> **WRITTEN REQUEST**: Output the material word for word. Leave each picture out.

> **AVAILABLE RECORDS**:

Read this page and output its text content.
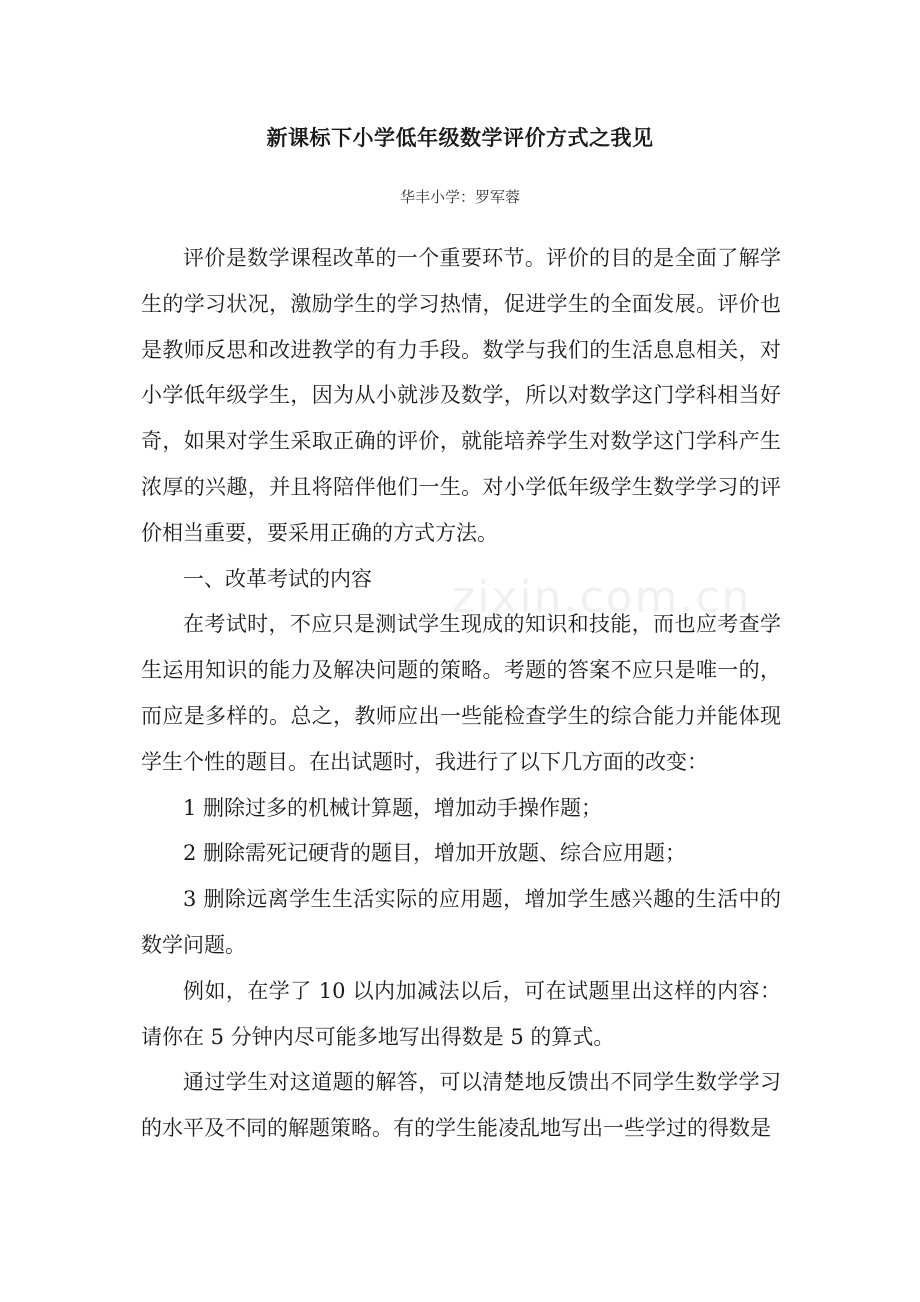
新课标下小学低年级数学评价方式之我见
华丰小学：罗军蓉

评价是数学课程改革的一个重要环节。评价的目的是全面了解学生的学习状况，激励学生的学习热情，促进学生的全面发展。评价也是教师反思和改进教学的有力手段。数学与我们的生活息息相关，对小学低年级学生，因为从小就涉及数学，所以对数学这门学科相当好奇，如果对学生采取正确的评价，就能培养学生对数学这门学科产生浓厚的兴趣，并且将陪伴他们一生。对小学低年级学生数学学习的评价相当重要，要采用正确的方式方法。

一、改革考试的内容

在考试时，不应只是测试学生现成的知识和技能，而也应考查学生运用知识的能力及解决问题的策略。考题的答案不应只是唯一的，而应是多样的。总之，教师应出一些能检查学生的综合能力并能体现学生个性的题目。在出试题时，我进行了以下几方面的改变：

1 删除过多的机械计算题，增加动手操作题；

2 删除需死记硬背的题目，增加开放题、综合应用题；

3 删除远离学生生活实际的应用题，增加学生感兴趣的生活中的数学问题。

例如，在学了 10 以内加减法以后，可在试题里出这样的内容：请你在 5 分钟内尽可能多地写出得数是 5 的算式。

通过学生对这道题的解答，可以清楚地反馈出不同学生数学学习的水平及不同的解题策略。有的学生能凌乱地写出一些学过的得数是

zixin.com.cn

> **THE REPLY**:
Read this page and output its text content.
新课标下小学低年级数学评价方式之我见
华丰小学：罗军蓉

评价是数学课程改革的一个重要环节。评价的目的是全面了解学生的学习状况，激励学生的学习热情，促进学生的全面发展。评价也是教师反思和改进教学的有力手段。数学与我们的生活息息相关，对小学低年级学生，因为从小就涉及数学，所以对数学这门学科相当好奇，如果对学生采取正确的评价，就能培养学生对数学这门学科产生浓厚的兴趣，并且将陪伴他们一生。对小学低年级学生数学学习的评价相当重要，要采用正确的方式方法。

一、改革考试的内容

在考试时，不应只是测试学生现成的知识和技能，而也应考查学生运用知识的能力及解决问题的策略。考题的答案不应只是唯一的，而应是多样的。总之，教师应出一些能检查学生的综合能力并能体现学生个性的题目。在出试题时，我进行了以下几方面的改变：

1 删除过多的机械计算题，增加动手操作题；

2 删除需死记硬背的题目，增加开放题、综合应用题；

3 删除远离学生生活实际的应用题，增加学生感兴趣的生活中的数学问题。

例如，在学了 10 以内加减法以后，可在试题里出这样的内容：请你在 5 分钟内尽可能多地写出得数是 5 的算式。

通过学生对这道题的解答，可以清楚地反馈出不同学生数学学习的水平及不同的解题策略。有的学生能凌乱地写出一些学过的得数是

zixin.com.cn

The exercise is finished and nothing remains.